* **Instructions to follow**
Can you write out the whole listing exactly?

★ ★ ★ ★

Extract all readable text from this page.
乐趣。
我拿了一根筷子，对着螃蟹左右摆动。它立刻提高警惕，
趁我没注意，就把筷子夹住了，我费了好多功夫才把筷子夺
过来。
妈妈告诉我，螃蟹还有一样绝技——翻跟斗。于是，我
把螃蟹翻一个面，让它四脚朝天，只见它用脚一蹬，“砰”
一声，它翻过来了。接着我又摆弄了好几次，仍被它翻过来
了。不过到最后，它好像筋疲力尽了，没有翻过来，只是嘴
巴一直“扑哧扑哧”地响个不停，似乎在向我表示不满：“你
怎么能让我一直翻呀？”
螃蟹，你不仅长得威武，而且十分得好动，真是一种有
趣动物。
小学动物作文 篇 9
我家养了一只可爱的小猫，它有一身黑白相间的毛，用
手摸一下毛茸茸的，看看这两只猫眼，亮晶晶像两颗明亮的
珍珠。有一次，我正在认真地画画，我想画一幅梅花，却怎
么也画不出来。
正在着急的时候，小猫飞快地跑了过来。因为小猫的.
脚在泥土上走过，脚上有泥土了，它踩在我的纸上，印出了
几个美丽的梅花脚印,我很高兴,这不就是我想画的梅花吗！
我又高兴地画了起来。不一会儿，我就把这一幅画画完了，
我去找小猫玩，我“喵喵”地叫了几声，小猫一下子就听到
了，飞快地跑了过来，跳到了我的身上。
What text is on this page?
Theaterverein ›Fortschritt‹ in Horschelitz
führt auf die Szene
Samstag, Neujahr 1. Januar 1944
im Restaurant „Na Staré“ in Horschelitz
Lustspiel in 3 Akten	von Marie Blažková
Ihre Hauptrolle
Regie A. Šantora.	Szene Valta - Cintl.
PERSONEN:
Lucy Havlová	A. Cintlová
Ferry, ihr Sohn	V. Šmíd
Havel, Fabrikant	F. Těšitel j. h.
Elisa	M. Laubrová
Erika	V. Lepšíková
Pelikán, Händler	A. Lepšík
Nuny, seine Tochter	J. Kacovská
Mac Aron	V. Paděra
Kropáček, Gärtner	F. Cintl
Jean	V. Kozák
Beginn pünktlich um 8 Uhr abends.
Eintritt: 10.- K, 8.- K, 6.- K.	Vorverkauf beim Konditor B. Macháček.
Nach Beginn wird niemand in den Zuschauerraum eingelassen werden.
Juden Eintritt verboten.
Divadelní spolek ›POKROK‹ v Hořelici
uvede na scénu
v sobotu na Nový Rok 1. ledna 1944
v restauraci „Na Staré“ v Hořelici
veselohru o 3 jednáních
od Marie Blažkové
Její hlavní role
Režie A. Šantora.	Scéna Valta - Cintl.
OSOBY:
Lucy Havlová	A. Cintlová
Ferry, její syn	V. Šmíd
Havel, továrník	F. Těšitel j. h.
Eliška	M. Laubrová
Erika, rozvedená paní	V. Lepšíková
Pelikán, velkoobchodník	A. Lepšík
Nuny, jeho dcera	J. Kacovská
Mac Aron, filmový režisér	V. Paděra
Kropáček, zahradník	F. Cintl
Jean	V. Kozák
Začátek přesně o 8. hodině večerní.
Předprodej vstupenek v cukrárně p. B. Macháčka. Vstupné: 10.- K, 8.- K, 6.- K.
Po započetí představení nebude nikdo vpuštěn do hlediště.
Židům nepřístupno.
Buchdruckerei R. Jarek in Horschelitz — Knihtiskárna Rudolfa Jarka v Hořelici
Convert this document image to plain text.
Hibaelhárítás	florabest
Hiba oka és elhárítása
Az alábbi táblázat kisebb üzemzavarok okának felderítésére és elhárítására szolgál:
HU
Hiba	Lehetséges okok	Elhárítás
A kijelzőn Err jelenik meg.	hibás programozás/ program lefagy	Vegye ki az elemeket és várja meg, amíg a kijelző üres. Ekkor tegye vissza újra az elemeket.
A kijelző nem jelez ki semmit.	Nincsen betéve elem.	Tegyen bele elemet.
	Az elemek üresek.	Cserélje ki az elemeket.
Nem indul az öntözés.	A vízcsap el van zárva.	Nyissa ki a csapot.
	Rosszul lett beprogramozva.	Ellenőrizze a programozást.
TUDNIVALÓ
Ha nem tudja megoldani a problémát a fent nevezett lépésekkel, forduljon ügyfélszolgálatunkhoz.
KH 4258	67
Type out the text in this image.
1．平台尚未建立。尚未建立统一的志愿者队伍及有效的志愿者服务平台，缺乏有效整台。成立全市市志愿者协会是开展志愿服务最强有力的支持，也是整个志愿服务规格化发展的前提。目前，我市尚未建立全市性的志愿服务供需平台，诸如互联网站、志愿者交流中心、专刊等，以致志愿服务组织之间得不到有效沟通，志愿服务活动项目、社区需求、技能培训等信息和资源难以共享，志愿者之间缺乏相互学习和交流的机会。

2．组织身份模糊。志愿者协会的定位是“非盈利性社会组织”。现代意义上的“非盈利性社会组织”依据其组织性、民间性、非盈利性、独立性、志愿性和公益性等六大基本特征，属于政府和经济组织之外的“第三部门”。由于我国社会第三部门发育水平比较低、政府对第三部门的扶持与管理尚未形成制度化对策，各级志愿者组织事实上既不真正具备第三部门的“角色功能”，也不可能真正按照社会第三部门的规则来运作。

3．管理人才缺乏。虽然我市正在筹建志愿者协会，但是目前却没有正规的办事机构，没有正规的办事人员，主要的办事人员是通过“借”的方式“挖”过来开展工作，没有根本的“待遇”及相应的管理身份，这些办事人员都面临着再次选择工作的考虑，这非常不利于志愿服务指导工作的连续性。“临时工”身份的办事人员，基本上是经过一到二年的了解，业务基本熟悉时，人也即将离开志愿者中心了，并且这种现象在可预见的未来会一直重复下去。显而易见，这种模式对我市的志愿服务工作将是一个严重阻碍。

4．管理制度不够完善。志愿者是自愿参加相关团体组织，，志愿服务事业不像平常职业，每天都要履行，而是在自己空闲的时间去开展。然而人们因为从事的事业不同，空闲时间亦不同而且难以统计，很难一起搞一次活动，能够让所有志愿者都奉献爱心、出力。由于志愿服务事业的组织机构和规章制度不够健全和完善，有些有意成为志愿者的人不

★ ★ ★ ★

* **Task result**
Extract all readable text from this page.
乐趣。
我拿了一根筷子，对着螃蟹左右摆动。它立刻提高警惕，
趁我没注意，就把筷子夹住了，我费了好多功夫才把筷子夺
过来。
妈妈告诉我，螃蟹还有一样绝技——翻跟斗。于是，我
把螃蟹翻一个面，让它四脚朝天，只见它用脚一蹬，“砰”
一声，它翻过来了。接着我又摆弄了好几次，仍被它翻过来
了。不过到最后，它好像筋疲力尽了，没有翻过来，只是嘴
巴一直“扑哧扑哧”地响个不停，似乎在向我表示不满：“你
怎么能让我一直翻呀？”
螃蟹，你不仅长得威武，而且十分得好动，真是一种有
趣动物。
小学动物作文 篇 9
我家养了一只可爱的小猫，它有一身黑白相间的毛，用
手摸一下毛茸茸的，看看这两只猫眼，亮晶晶像两颗明亮的
珍珠。有一次，我正在认真地画画，我想画一幅梅花，却怎
么也画不出来。
正在着急的时候，小猫飞快地跑了过来。因为小猫的.
脚在泥土上走过，脚上有泥土了，它踩在我的纸上，印出了
几个美丽的梅花脚印,我很高兴,这不就是我想画的梅花吗！
我又高兴地画了起来。不一会儿，我就把这一幅画画完了，
我去找小猫玩，我“喵喵”地叫了几声，小猫一下子就听到
了，飞快地跑了过来，跳到了我的身上。
What text is on this page?
Theaterverein ›Fortschritt‹ in Horschelitz
führt auf die Szene
Samstag, Neujahr 1. Januar 1944
im Restaurant „Na Staré“ in Horschelitz
Lustspiel in 3 Akten	von Marie Blažková
Ihre Hauptrolle
Regie A. Šantora.	Szene Valta - Cintl.
PERSONEN:
Lucy Havlová	A. Cintlová
Ferry, ihr Sohn	V. Šmíd
Havel, Fabrikant	F. Těšitel j. h.
Elisa	M. Laubrová
Erika	V. Lepšíková
Pelikán, Händler	A. Lepšík
Nuny, seine Tochter	J. Kacovská
Mac Aron	V. Paděra
Kropáček, Gärtner	F. Cintl
Jean	V. Kozák
Beginn pünktlich um 8 Uhr abends.
Eintritt: 10.- K, 8.- K, 6.- K.	Vorverkauf beim Konditor B. Macháček.
Nach Beginn wird niemand in den Zuschauerraum eingelassen werden.
Juden Eintritt verboten.
Divadelní spolek ›POKROK‹ v Hořelici
uvede na scénu
v sobotu na Nový Rok 1. ledna 1944
v restauraci „Na Staré“ v Hořelici
veselohru o 3 jednáních
od Marie Blažkové
Její hlavní role
Režie A. Šantora.	Scéna Valta - Cintl.
OSOBY:
Lucy Havlová	A. Cintlová
Ferry, její syn	V. Šmíd
Havel, továrník	F. Těšitel j. h.
Eliška	M. Laubrová
Erika, rozvedená paní	V. Lepšíková
Pelikán, velkoobchodník	A. Lepšík
Nuny, jeho dcera	J. Kacovská
Mac Aron, filmový režisér	V. Paděra
Kropáček, zahradník	F. Cintl
Jean	V. Kozák
Začátek přesně o 8. hodině večerní.
Předprodej vstupenek v cukrárně p. B. Macháčka. Vstupné: 10.- K, 8.- K, 6.- K.
Po započetí představení nebude nikdo vpuštěn do hlediště.
Židům nepřístupno.
Buchdruckerei R. Jarek in Horschelitz — Knihtiskárna Rudolfa Jarka v Hořelici
Convert this document image to plain text.
Hibaelhárítás	florabest
Hiba oka és elhárítása
Az alábbi táblázat kisebb üzemzavarok okának felderítésére és elhárítására szolgál:
HU
Hiba	Lehetséges okok	Elhárítás
A kijelzőn Err jelenik meg.	hibás programozás/ program lefagy	Vegye ki az elemeket és várja meg, amíg a kijelző üres. Ekkor tegye vissza újra az elemeket.
A kijelző nem jelez ki semmit.	Nincsen betéve elem.	Tegyen bele elemet.
	Az elemek üresek.	Cserélje ki az elemeket.
Nem indul az öntözés.	A vízcsap el van zárva.	Nyissa ki a csapot.
	Rosszul lett beprogramozva.	Ellenőrizze a programozást.
TUDNIVALÓ
Ha nem tudja megoldani a problémát a fent nevezett lépésekkel, forduljon ügyfélszolgálatunkhoz.
KH 4258	67
Type out the text in this image.
1．平台尚未建立。尚未建立统一的志愿者队伍及有效的志愿者服务平台，缺乏有效整台。成立全市市志愿者协会是开展志愿服务最强有力的支持，也是整个志愿服务规格化发展的前提。目前，我市尚未建立全市性的志愿服务供需平台，诸如互联网站、志愿者交流中心、专刊等，以致志愿服务组织之间得不到有效沟通，志愿服务活动项目、社区需求、技能培训等信息和资源难以共享，志愿者之间缺乏相互学习和交流的机会。

2．组织身份模糊。志愿者协会的定位是“非盈利性社会组织”。现代意义上的“非盈利性社会组织”依据其组织性、民间性、非盈利性、独立性、志愿性和公益性等六大基本特征，属于政府和经济组织之外的“第三部门”。由于我国社会第三部门发育水平比较低、政府对第三部门的扶持与管理尚未形成制度化对策，各级志愿者组织事实上既不真正具备第三部门的“角色功能”，也不可能真正按照社会第三部门的规则来运作。

3．管理人才缺乏。虽然我市正在筹建志愿者协会，但是目前却没有正规的办事机构，没有正规的办事人员，主要的办事人员是通过“借”的方式“挖”过来开展工作，没有根本的“待遇”及相应的管理身份，这些办事人员都面临着再次选择工作的考虑，这非常不利于志愿服务指导工作的连续性。“临时工”身份的办事人员，基本上是经过一到二年的了解，业务基本熟悉时，人也即将离开志愿者中心了，并且这种现象在可预见的未来会一直重复下去。显而易见，这种模式对我市的志愿服务工作将是一个严重阻碍。

4．管理制度不够完善。志愿者是自愿参加相关团体组织，，志愿服务事业不像平常职业，每天都要履行，而是在自己空闲的时间去开展。然而人们因为从事的事业不同，空闲时间亦不同而且难以统计，很难一起搞一次活动，能够让所有志愿者都奉献爱心、出力。由于志愿服务事业的组织机构和规章制度不够健全和完善，有些有意成为志愿者的人不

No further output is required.